══ Given data ══
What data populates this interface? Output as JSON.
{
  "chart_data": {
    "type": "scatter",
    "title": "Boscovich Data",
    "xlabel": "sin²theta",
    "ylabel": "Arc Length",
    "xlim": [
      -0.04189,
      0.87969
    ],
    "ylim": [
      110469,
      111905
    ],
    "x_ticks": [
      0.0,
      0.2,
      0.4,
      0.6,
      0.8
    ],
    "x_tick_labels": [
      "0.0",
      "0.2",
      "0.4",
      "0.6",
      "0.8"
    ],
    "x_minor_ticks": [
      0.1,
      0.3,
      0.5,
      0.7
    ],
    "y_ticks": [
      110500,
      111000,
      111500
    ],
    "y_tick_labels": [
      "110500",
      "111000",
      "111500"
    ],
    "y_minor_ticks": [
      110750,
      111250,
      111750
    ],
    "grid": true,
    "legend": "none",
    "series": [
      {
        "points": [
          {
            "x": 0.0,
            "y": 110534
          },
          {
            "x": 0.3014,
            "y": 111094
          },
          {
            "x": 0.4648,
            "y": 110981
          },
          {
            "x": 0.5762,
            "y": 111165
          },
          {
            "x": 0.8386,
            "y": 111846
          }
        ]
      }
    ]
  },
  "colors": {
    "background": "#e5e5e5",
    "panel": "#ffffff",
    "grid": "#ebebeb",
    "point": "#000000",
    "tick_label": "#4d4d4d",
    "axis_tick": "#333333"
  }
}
═══
Please repeat all the records above exactly as they appear.

Task result:
What data populates this interface? Output as JSON.
{
  "chart_data": {
    "type": "scatter",
    "title": "Boscovich Data",
    "xlabel": "sin²theta",
    "ylabel": "Arc Length",
    "xlim": [
      -0.04189,
      0.87969
    ],
    "ylim": [
      110469,
      111905
    ],
    "x_ticks": [
      0.0,
      0.2,
      0.4,
      0.6,
      0.8
    ],
    "x_tick_labels": [
      "0.0",
      "0.2",
      "0.4",
      "0.6",
      "0.8"
    ],
    "x_minor_ticks": [
      0.1,
      0.3,
      0.5,
      0.7
    ],
    "y_ticks": [
      110500,
      111000,
      111500
    ],
    "y_tick_labels": [
      "110500",
      "111000",
      "111500"
    ],
    "y_minor_ticks": [
      110750,
      111250,
      111750
    ],
    "grid": true,
    "legend": "none",
    "series": [
      {
        "points": [
          {
            "x": 0.0,
            "y": 110534
          },
          {
            "x": 0.3014,
            "y": 111094
          },
          {
            "x": 0.4648,
            "y": 110981
          },
          {
            "x": 0.5762,
            "y": 111165
          },
          {
            "x": 0.8386,
            "y": 111846
          }
        ]
      }
    ]
  },
  "colors": {
    "background": "#e5e5e5",
    "panel": "#ffffff",
    "grid": "#ebebeb",
    "point": "#000000",
    "tick_label": "#4d4d4d",
    "axis_tick": "#333333"
  }
}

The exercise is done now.